Way back in 2001, Oregon recognized the problem that many state legislatures are now staring down: gas tax revenue is falling inexorably as vehicles become more fuel-efficient, threatening transportation budgets. The state launched a task force that investigated 28 alternative funding mechanisms before selecting a mileage tax as the one that best met a wide range of criteria: fairness, efficacy, ease of implementation, public acceptance, enforceability, privacy protection, etc.
In 2006, the state recruited 299 volunteers for participation in a year-long trial of a prototype system. Because any real-world mileage tax will be phased in over a long period of time, it has to harmonize with the existing gas tax. The Oregon experiment neatly solved this problem with a pay-at-the-pump system:
The Oregon Department of Transportation (ODOT) has compiled a 100-page report on the experiment [PDF] that covers a lot of ground, but basically describes the trial as a roaring success. Note several features of this system:
- Overhead is low. Because the mileage tax piggybacks on the existing gas tax collection system, it’s easy and cheap for the state to administer.
- Payment is simple. From the driver’s perspective, the mileage tax differs little from the gas tax, other than the fact that their gas station receipts contain interesting information on miles driven.
- Privacy is protected. The state only gets odometer information, not information about vehicle location.
- Evasion is difficult. Even if you tamper with the GPS receiver, you’re still going to pay the gas tax.
- Phased implementation is possible. Oregon doesn’t foresee a complete changeover to mileage taxes happening until 2040. This is a bit too slow for my taste (I really hope gas stations don’t exist in 2040), but the point is that gas taxes and mileage taxes can happily coexist as the vehicle fleet turns over.
Technically, the system worked. Just as importantly, public acceptance was high; 91 percent of test participants preferred the system to paying gas taxes. Obviously this was a self-selected group of people, but the broader public response was equally telling. Before the experiment began, media portrayals of the system were almost uniformly negative — and inaccurate. By the middle of 2006, media coverage ranged from neutral to positive, and were far more accurate. Citizen comment reflected this broader trend. ODOT concludes, “Effective communication can lead to public acceptance.”

### Page layout parsing data:
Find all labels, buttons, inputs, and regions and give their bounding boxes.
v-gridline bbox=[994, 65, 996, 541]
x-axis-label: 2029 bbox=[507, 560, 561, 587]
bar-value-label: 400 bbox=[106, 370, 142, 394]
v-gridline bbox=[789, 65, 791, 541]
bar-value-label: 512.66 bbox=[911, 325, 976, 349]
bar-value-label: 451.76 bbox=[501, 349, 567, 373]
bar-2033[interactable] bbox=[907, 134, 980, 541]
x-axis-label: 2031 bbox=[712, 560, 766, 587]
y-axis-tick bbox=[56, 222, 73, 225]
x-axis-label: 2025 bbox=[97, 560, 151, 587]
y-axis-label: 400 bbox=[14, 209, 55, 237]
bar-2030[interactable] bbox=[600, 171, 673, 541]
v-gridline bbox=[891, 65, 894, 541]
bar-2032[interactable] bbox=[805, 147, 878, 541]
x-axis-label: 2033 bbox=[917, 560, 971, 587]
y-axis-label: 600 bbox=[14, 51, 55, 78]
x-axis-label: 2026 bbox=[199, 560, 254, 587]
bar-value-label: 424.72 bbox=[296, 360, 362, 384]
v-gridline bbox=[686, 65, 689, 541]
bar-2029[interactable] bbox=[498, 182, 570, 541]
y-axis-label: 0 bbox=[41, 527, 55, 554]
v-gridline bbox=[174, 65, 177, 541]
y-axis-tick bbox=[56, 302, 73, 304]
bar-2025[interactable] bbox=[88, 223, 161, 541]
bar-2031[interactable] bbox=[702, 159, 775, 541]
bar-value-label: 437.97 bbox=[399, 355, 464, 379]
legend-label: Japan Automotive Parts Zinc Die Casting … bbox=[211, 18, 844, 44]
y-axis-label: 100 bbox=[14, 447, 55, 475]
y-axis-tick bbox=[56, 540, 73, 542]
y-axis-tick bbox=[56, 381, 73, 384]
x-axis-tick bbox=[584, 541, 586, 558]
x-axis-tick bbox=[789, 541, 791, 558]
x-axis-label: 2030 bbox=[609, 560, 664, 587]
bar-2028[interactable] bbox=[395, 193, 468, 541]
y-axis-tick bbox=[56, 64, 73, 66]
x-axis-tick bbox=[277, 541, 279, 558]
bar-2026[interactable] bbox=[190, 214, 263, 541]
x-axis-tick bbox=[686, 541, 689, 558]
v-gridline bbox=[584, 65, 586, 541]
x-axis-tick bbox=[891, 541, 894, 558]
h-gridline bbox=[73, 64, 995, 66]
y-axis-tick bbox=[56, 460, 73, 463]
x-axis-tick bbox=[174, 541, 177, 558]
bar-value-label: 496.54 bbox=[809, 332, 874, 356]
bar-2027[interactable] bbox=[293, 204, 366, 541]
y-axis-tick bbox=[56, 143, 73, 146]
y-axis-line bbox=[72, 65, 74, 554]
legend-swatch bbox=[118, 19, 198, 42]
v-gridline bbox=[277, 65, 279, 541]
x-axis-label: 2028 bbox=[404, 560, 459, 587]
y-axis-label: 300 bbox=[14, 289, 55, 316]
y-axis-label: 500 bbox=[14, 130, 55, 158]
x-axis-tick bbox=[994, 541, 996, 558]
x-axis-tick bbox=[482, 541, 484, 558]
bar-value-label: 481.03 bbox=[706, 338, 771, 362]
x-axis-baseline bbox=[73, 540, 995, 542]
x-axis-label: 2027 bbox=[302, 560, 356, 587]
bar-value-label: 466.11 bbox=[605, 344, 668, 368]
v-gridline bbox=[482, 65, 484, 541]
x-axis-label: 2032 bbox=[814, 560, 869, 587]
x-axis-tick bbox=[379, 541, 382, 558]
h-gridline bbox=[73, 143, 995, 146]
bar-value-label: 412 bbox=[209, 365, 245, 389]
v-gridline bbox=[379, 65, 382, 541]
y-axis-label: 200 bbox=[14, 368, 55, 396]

### Task set:
a: According to the passage on Oregon's mileage tax, what share of test participants preferred the system to paying gas taxes?
b: Carry on the passage about Oregon's mileage tax from the point where it stops.

### Responses for each task:
a: 91 percent of test participants preferred it.

b:
Perhaps most exciting from an environmental perspective are the ancillary benefits that such a system can provide. Halfway through the experiment, ODOT divided participants into two groups (plus a control group). One group paid a flat per-mile fee. The other paid a congestion fee of 10 cents per mile during peak driving times in the Portland metropolitan area. The congestion fee was separately itemized on participants’ fuel receipts.
It turns out that all participants reduced their driving relative to the control group — a somewhat surprising finding, because the mileage tax was designed to be revenue neutral. Anecdotally, many participants reported changing their driving habits in response to the GPS mileage displays in their cars. “One person commented that she began walking to neighborhood places when she realized by looking at the display how short the distance from her home actually was. Other people said they began organizing short trips from home to consolidate to one trip.”
The results among the congestion-fee group were even more dramatic. These participants dropped their peak hour driving by 22 percent compared to the control. And this group also reduced their total driving by more than the flat-fee group, indicating that they didn’t just shift their driving to other times.
These results are preliminary, but suggestive. And they only scratch the surface of the possibilities opened up by a mileage-based pricing system. As the report notes, the system could provide a powerful tool to “metropolitan planning organizations (MPOs) looking for fair and stable means to fund regional plans, manage growth, contain air pollution and support better land use decisions.”
Oregon currently faces a $10 billion dollar revenue shortfall for transportation financing. Earlier this year, the governor of Oregon called for state-wide implementation of a mileage tax.